* Dataset:
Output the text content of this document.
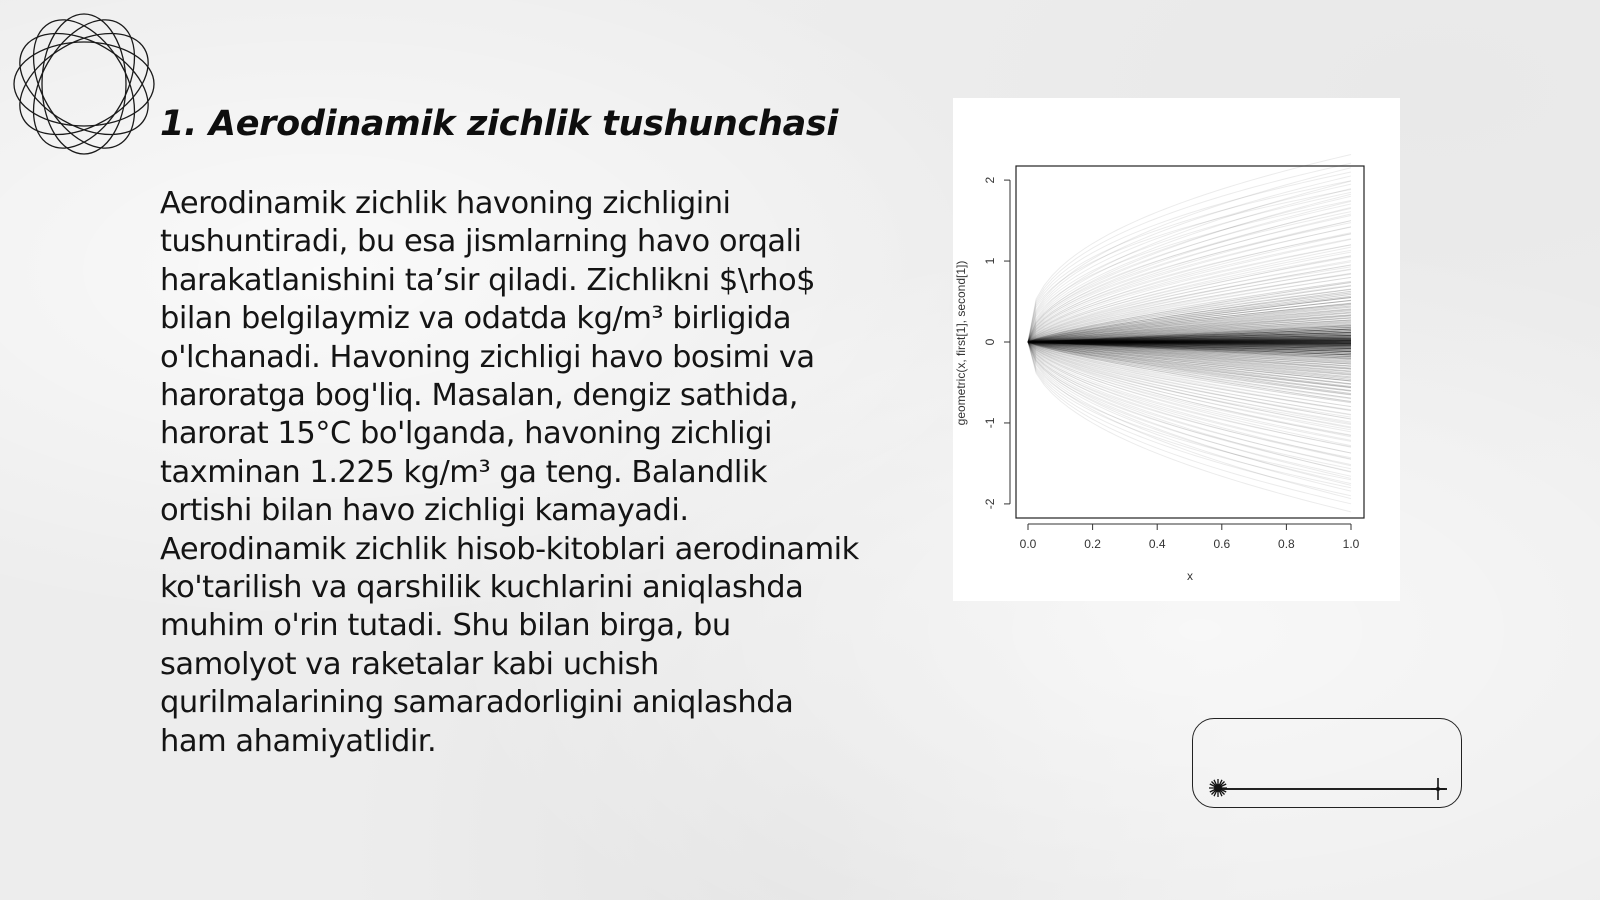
1. Aerodinamik zichlik tushunchasi

Aerodinamik zichlik havoning zichligini tushuntiradi, bu esa jismlarning havo orqali harakatlanishini ta’sir qiladi. Zichlikni $\rho$ bilan belgilaymiz va odatda kg/m³ birligida o'lchanadi. Havoning zichligi havo bosimi va haroratga bog'liq. Masalan, dengiz sathida, harorat 15°C bo'lganda, havoning zichligi taxminan 1.225 kg/m³ ga teng. Balandlik ortishi bilan havo zichligi kamayadi. Aerodinamik zichlik hisob-kitoblari aerodinamik ko'tarilish va qarshilik kuchlarini aniqlashda muhim o'rin tutadi. Shu bilan birga, bu samolyot va raketalar kabi uchish qurilmalarining samaradorligini aniqlashda ham ahamiyatlidir.

0.0	0.2	0.4	0.6	0.8	1.0
-2
-1
0
1
2
x
geometric(x, first[1], second[1])
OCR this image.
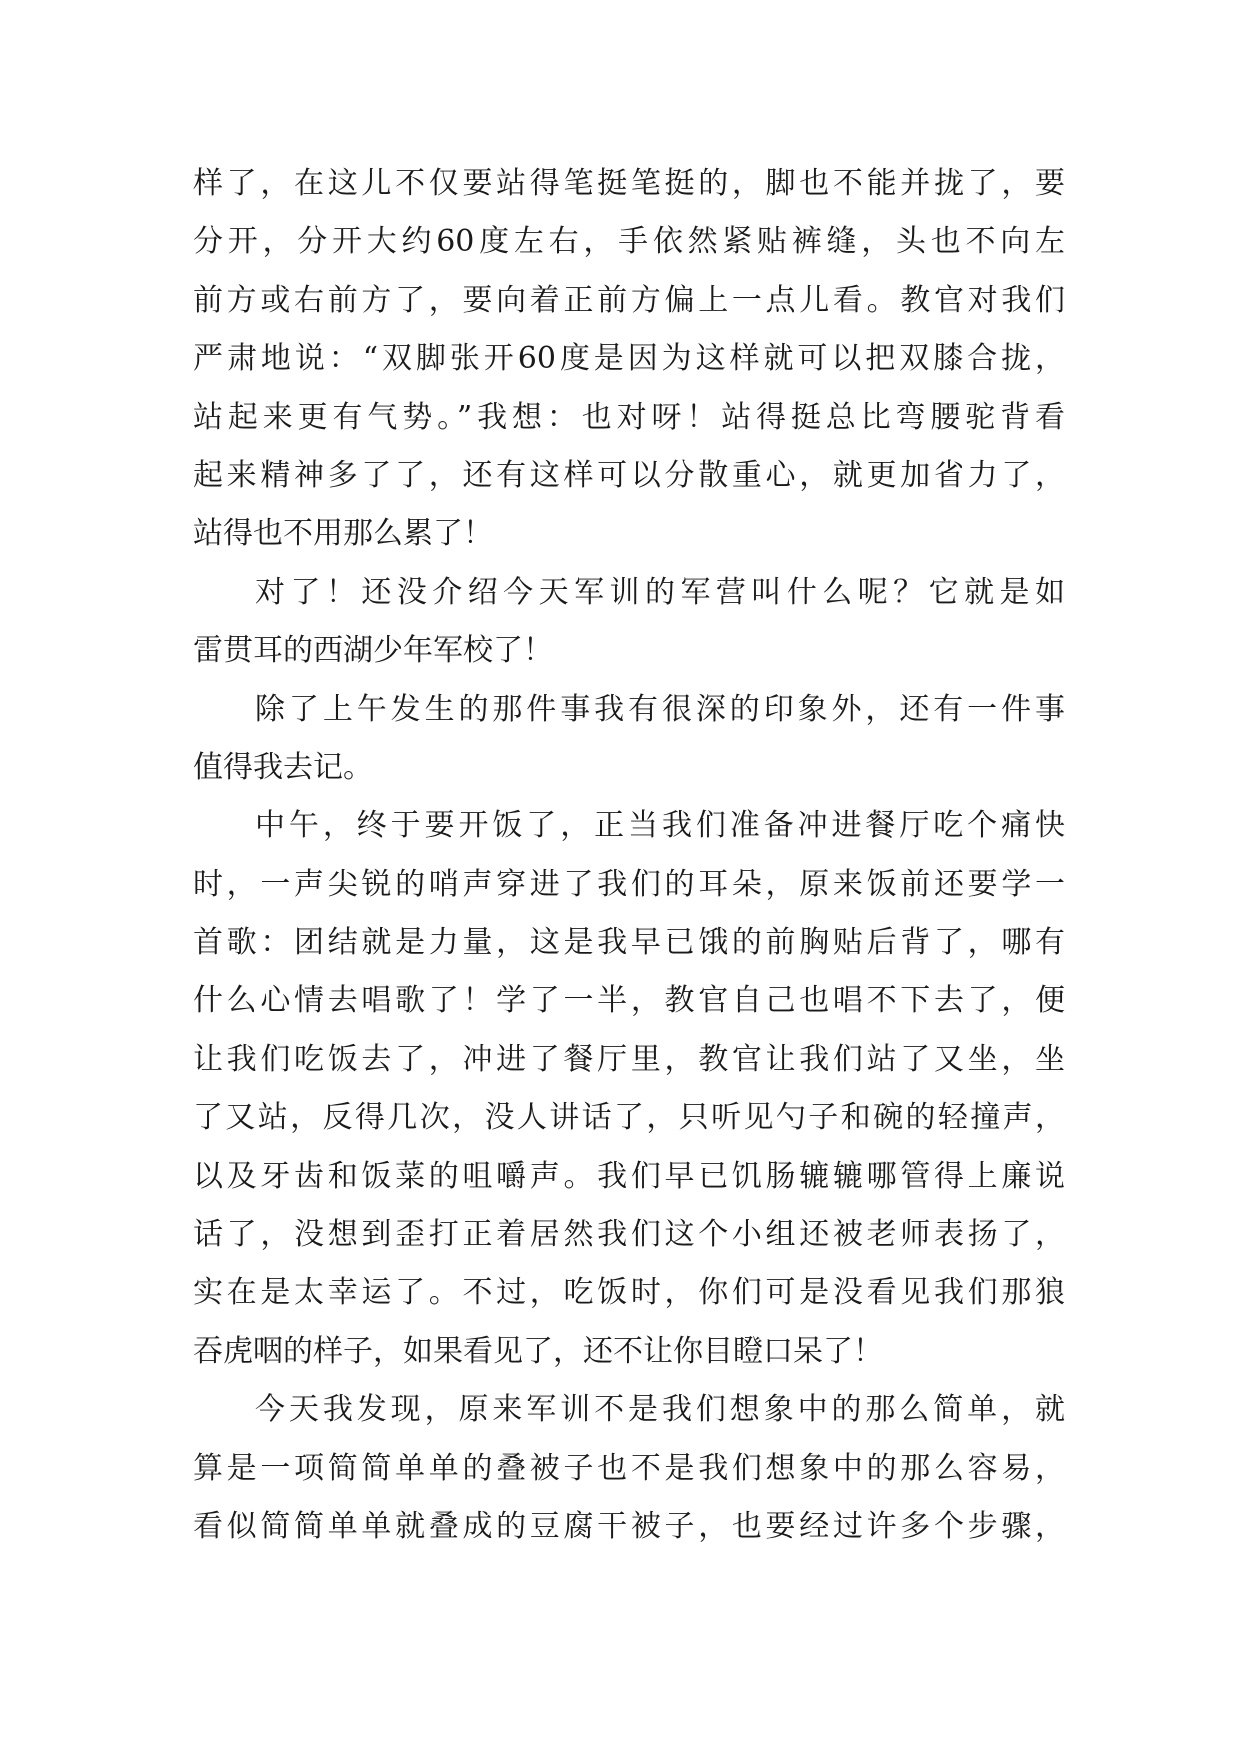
样了，在这儿不仅要站得笔挺笔挺的，脚也不能并拢了，要
分开，分开大约60度左右，手依然紧贴裤缝，头也不向左
前方或右前方了，要向着正前方偏上一点儿看。教官对我们
严肃地说：“双脚张开60度是因为这样就可以把双膝合拢，
站起来更有气势。”我想：也对呀！站得挺总比弯腰驼背看
起来精神多了了，还有这样可以分散重心，就更加省力了，
站得也不用那么累了！
对了！还没介绍今天军训的军营叫什么呢？它就是如
雷贯耳的西湖少年军校了！
除了上午发生的那件事我有很深的印象外，还有一件事
值得我去记。
中午，终于要开饭了，正当我们准备冲进餐厅吃个痛快
时，一声尖锐的哨声穿进了我们的耳朵，原来饭前还要学一
首歌：团结就是力量，这是我早已饿的前胸贴后背了，哪有
什么心情去唱歌了！学了一半，教官自己也唱不下去了，便
让我们吃饭去了，冲进了餐厅里，教官让我们站了又坐，坐
了又站，反得几次，没人讲话了，只听见勺子和碗的轻撞声，
以及牙齿和饭菜的咀嚼声。我们早已饥肠辘辘哪管得上廉说
话了，没想到歪打正着居然我们这个小组还被老师表扬了，
实在是太幸运了。不过，吃饭时，你们可是没看见我们那狼
吞虎咽的样子，如果看见了，还不让你目瞪口呆了！
今天我发现，原来军训不是我们想象中的那么简单，就
算是一项简简单单的叠被子也不是我们想象中的那么容易，
看似简简单单就叠成的豆腐干被子，也要经过许多个步骤，
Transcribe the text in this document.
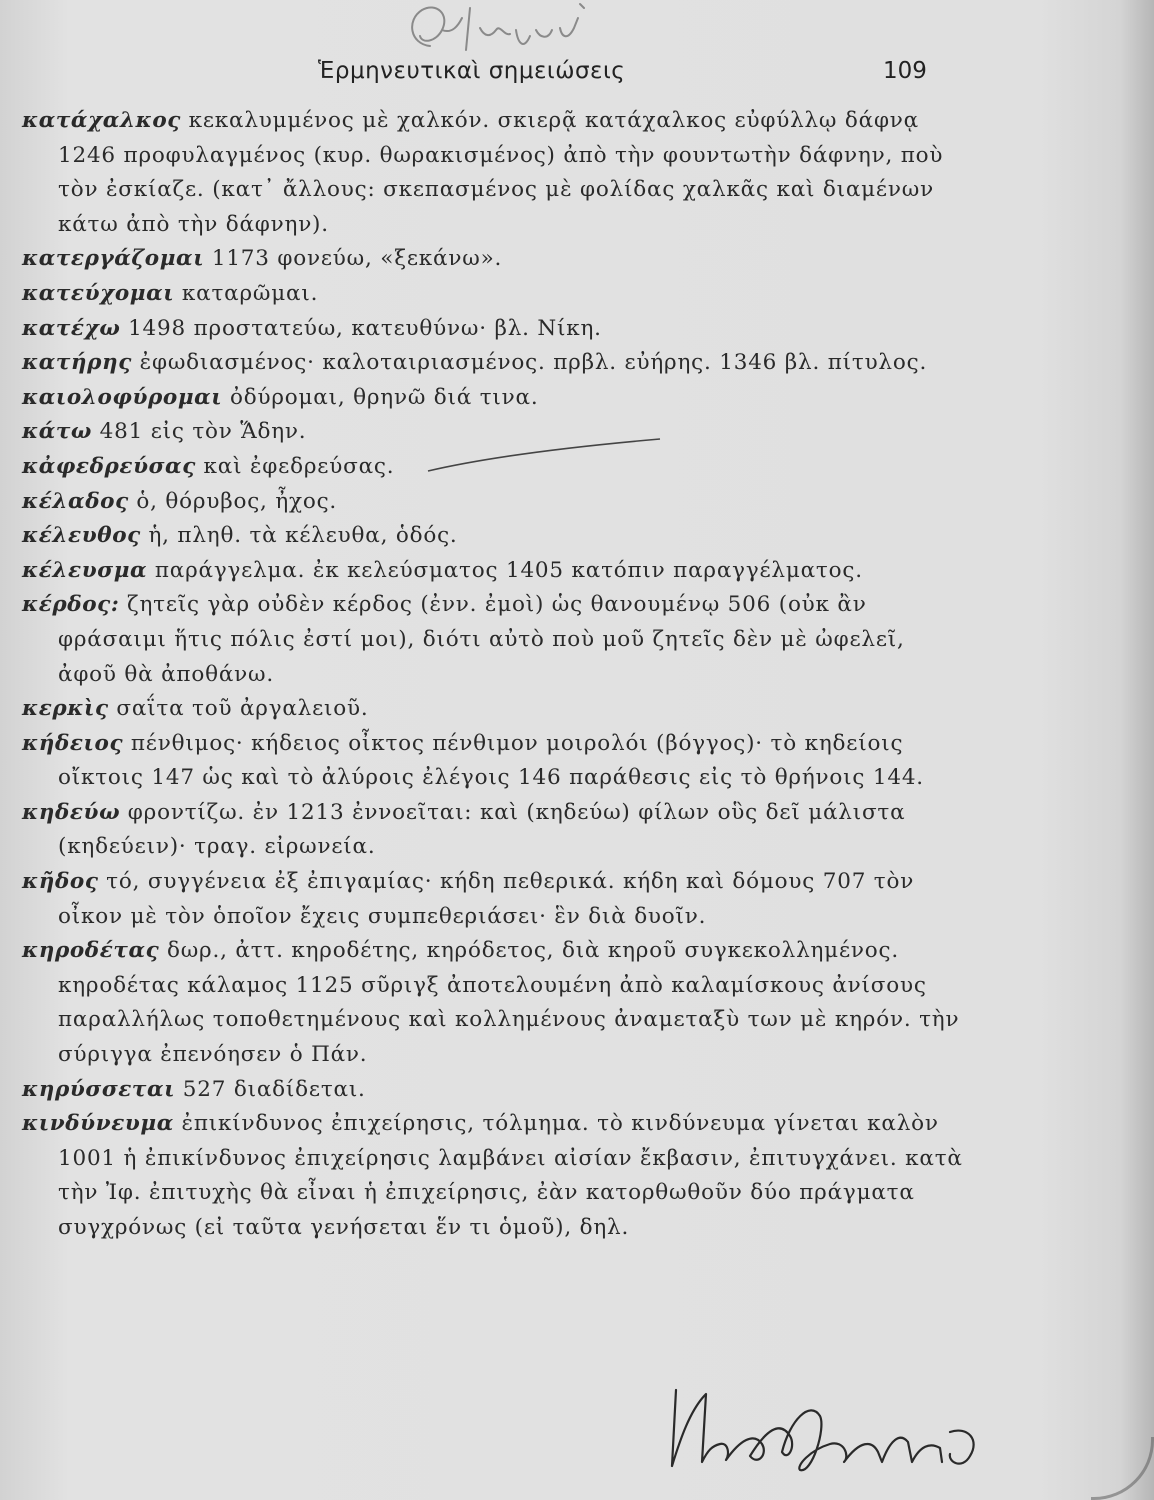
Ἑρμηνευτικαὶ σημειώσεις	109

κατάχαλκος κεκαλυμμένος μὲ χαλκόν. σκιερᾷ κατάχαλκος εὐφύλλῳ δάφνᾳ 1246 προφυλαγμένος (κυρ. θωρακισμένος) ἀπὸ τὴν φουντωτὴν δάφνην, ποὺ τὸν ἐσκίαζε. (κατ᾽ ἄλλους: σκεπασμένος μὲ φολίδας χαλκᾶς καὶ διαμένων κάτω ἀπὸ τὴν δάφνην).

κατεργάζομαι 1173 φονεύω, «ξεκάνω».

κατεύχομαι καταρῶμαι.

κατέχω 1498 προστατεύω, κατευθύνω· βλ. Νίκη.

κατήρης ἐφωδιασμένος· καλοταιριασμένος. πρβλ. εὐήρης. 1346 βλ. πίτυλος.

καιολοφύρομαι ὀδύρομαι, θρηνῶ διά τινα.

κάτω 481 εἰς τὸν Ἅδην.

κἀφεδρεύσας καὶ ἐφεδρεύσας.

κέλαδος ὁ, θόρυβος, ἦχος.

κέλευθος ἡ, πληθ. τὰ κέλευθα, ὁδός.

κέλευσμα παράγγελμα. ἐκ κελεύσματος 1405 κατόπιν παραγγέλματος.

κέρδος: ζητεῖς γὰρ οὐδὲν κέρδος (ἐνν. ἐμοὶ) ὡς θανουμένῳ 506 (οὐκ ἂν φράσαιμι ἥτις πόλις ἐστί μοι), διότι αὐτὸ ποὺ μοῦ ζητεῖς δὲν μὲ ὠφελεῖ, ἀφοῦ θὰ ἀποθάνω.

κερκὶς σαΐτα τοῦ ἀργαλειοῦ.

κήδειος πένθιμος· κήδειος οἶκτος πένθιμον μοιρολόι (βόγγος)· τὸ κηδείοις οἴκτοις 147 ὡς καὶ τὸ ἀλύροις ἐλέγοις 146 παράθεσις εἰς τὸ θρήνοις 144.

κηδεύω φροντίζω. ἐν 1213 ἐννοεῖται: καὶ (κηδεύω) φίλων οὓς δεῖ μάλιστα (κηδεύειν)· τραγ. εἰρωνεία.

κῆδος τό, συγγένεια ἐξ ἐπιγαμίας· κήδη πεθερικά. κήδη καὶ δόμους 707 τὸν οἶκον μὲ τὸν ὁποῖον ἔχεις συμπεθεριάσει· ἓν διὰ δυοῖν.

κηροδέτας δωρ., ἀττ. κηροδέτης, κηρόδετος, διὰ κηροῦ συγκεκολλημένος. κηροδέτας κάλαμος 1125 σῦριγξ ἀποτελουμένη ἀπὸ καλαμίσκους ἀνίσους παραλλήλως τοποθετημένους καὶ κολλημένους ἀναμεταξὺ των μὲ κηρόν. τὴν σύριγγα ἐπενόησεν ὁ Πάν.

κηρύσσεται 527 διαδίδεται.

κινδύνευμα ἐπικίνδυνος ἐπιχείρησις, τόλμημα. τὸ κινδύνευμα γίνεται καλὸν 1001 ἡ ἐπικίνδυνος ἐπιχείρησις λαμβάνει αἰσίαν ἔκβασιν, ἐπιτυγχάνει. κατὰ τὴν Ἰφ. ἐπιτυχὴς θὰ εἶναι ἡ ἐπιχείρησις, ἐὰν κατορθωθοῦν δύο πράγματα συγχρόνως (εἰ ταῦτα γενήσεται ἕν τι ὁμοῦ), δηλ.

* Task goal:
Filter for "document". Return all lines that hold it.

* Complete answer:
Output the text content of this document.
Transcribe the text in this document.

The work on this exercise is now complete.